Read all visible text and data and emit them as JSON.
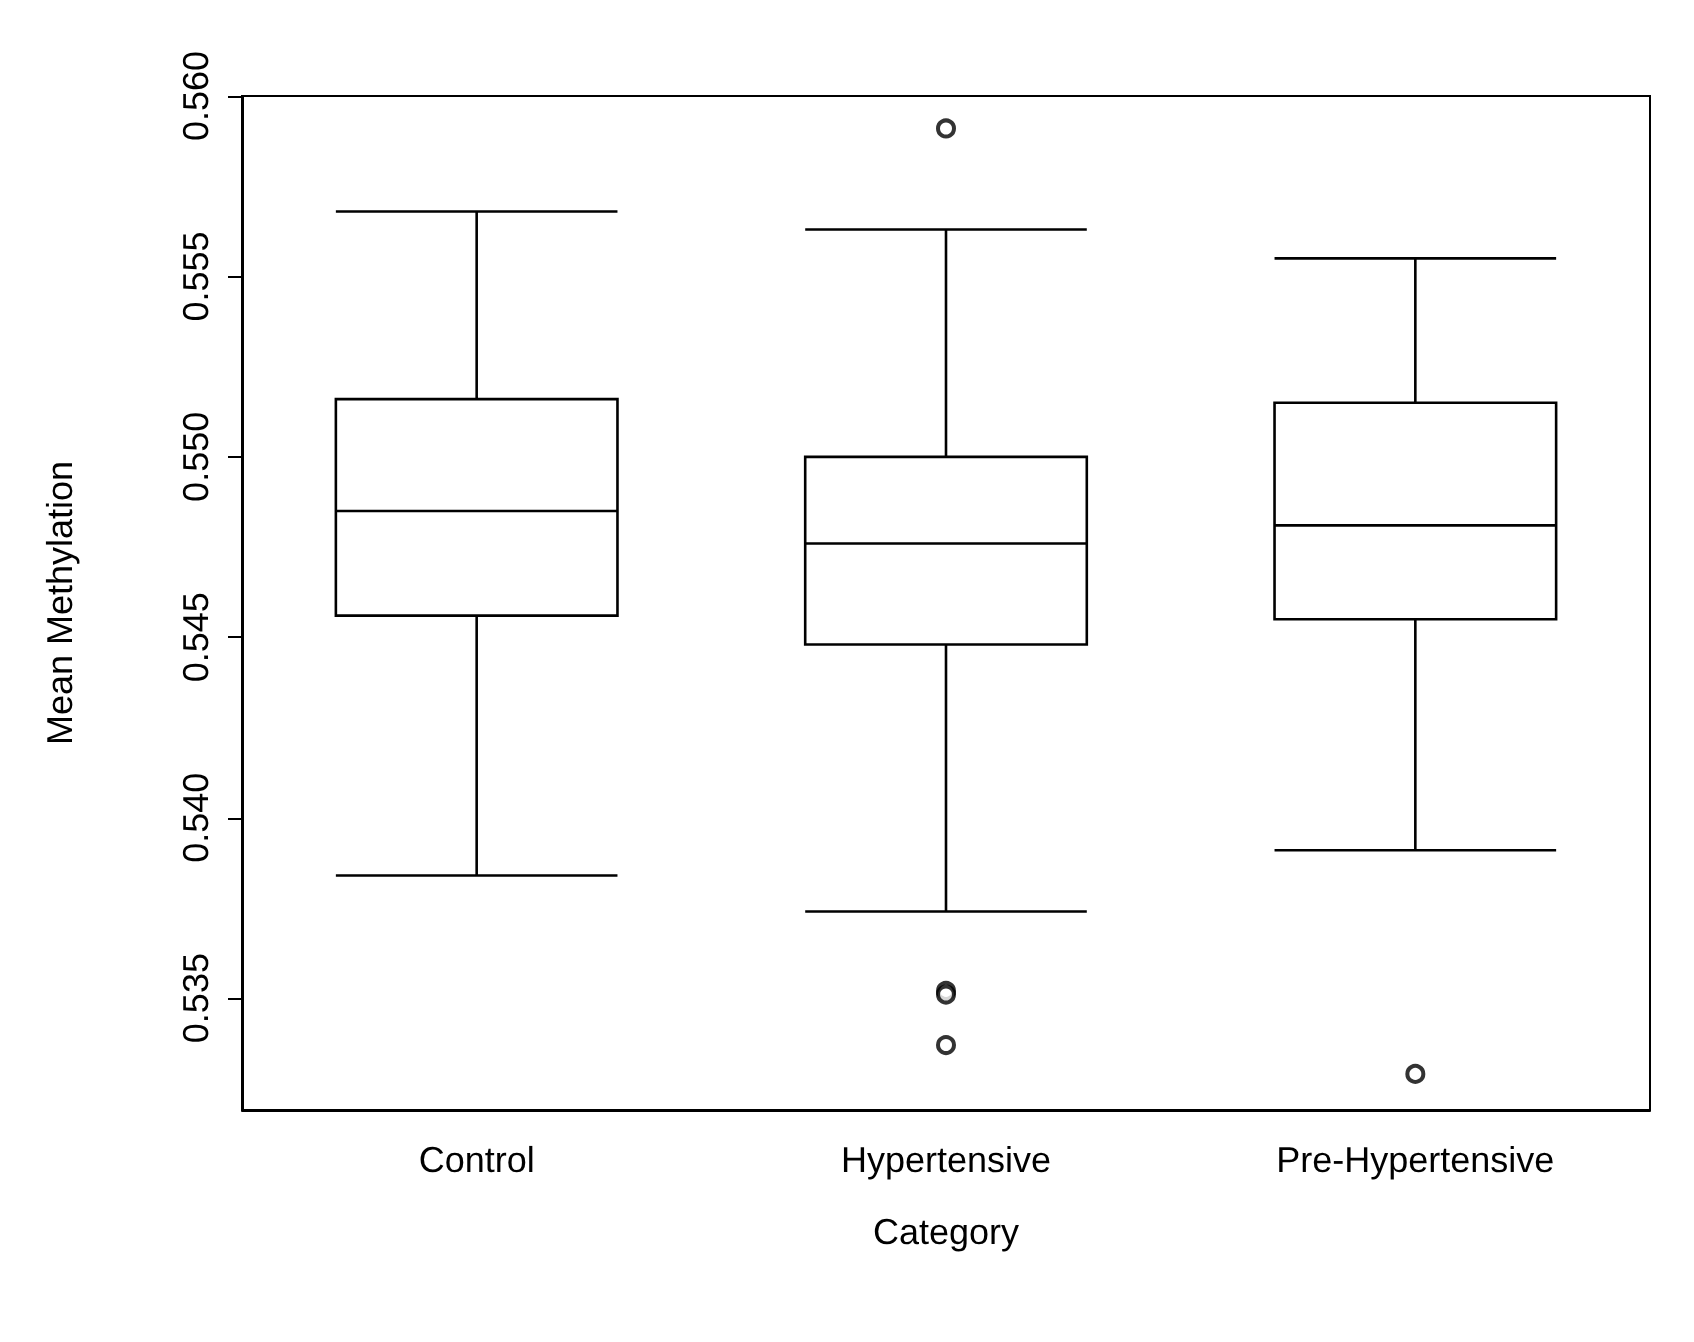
{
  "chart_data": {
    "type": "box",
    "xlabel": "Category",
    "ylabel": "Mean Methylation",
    "categories": [
      "Control",
      "Hypertensive",
      "Pre-Hypertensive"
    ],
    "boxes": [
      {
        "low": 0.5384,
        "q1": 0.5456,
        "median": 0.5485,
        "q3": 0.5516,
        "high": 0.5568
      },
      {
        "low": 0.5374,
        "q1": 0.5448,
        "median": 0.5476,
        "q3": 0.55,
        "high": 0.5563,
        "outliers": [
          0.5591,
          0.5352,
          0.5351,
          0.5337
        ]
      },
      {
        "low": 0.5391,
        "q1": 0.5455,
        "median": 0.5481,
        "q3": 0.5515,
        "high": 0.5555,
        "outliers": [
          0.5329
        ]
      }
    ],
    "color": "#000000",
    "ylim": [
      0.5319,
      0.56
    ],
    "yticks": [
      {
        "value": 0.535,
        "label": "0.535"
      },
      {
        "value": 0.54,
        "label": "0.540"
      },
      {
        "value": 0.545,
        "label": "0.545"
      },
      {
        "value": 0.55,
        "label": "0.550"
      },
      {
        "value": 0.555,
        "label": "0.555"
      },
      {
        "value": 0.56,
        "label": "0.560"
      }
    ],
    "grid": false,
    "marker": "circle"
  }
}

**********

WHAT TO PRODUCE:
Reproduce the material word for word. Any pictures should be left out of the copy.

THE RESPONSE:
Read all visible text and data and emit them as JSON.
{
  "chart_data": {
    "type": "box",
    "xlabel": "Category",
    "ylabel": "Mean Methylation",
    "categories": [
      "Control",
      "Hypertensive",
      "Pre-Hypertensive"
    ],
    "boxes": [
      {
        "low": 0.5384,
        "q1": 0.5456,
        "median": 0.5485,
        "q3": 0.5516,
        "high": 0.5568
      },
      {
        "low": 0.5374,
        "q1": 0.5448,
        "median": 0.5476,
        "q3": 0.55,
        "high": 0.5563,
        "outliers": [
          0.5591,
          0.5352,
          0.5351,
          0.5337
        ]
      },
      {
        "low": 0.5391,
        "q1": 0.5455,
        "median": 0.5481,
        "q3": 0.5515,
        "high": 0.5555,
        "outliers": [
          0.5329
        ]
      }
    ],
    "color": "#000000",
    "ylim": [
      0.5319,
      0.56
    ],
    "yticks": [
      {
        "value": 0.535,
        "label": "0.535"
      },
      {
        "value": 0.54,
        "label": "0.540"
      },
      {
        "value": 0.545,
        "label": "0.545"
      },
      {
        "value": 0.55,
        "label": "0.550"
      },
      {
        "value": 0.555,
        "label": "0.555"
      },
      {
        "value": 0.56,
        "label": "0.560"
      }
    ],
    "grid": false,
    "marker": "circle"
  }
}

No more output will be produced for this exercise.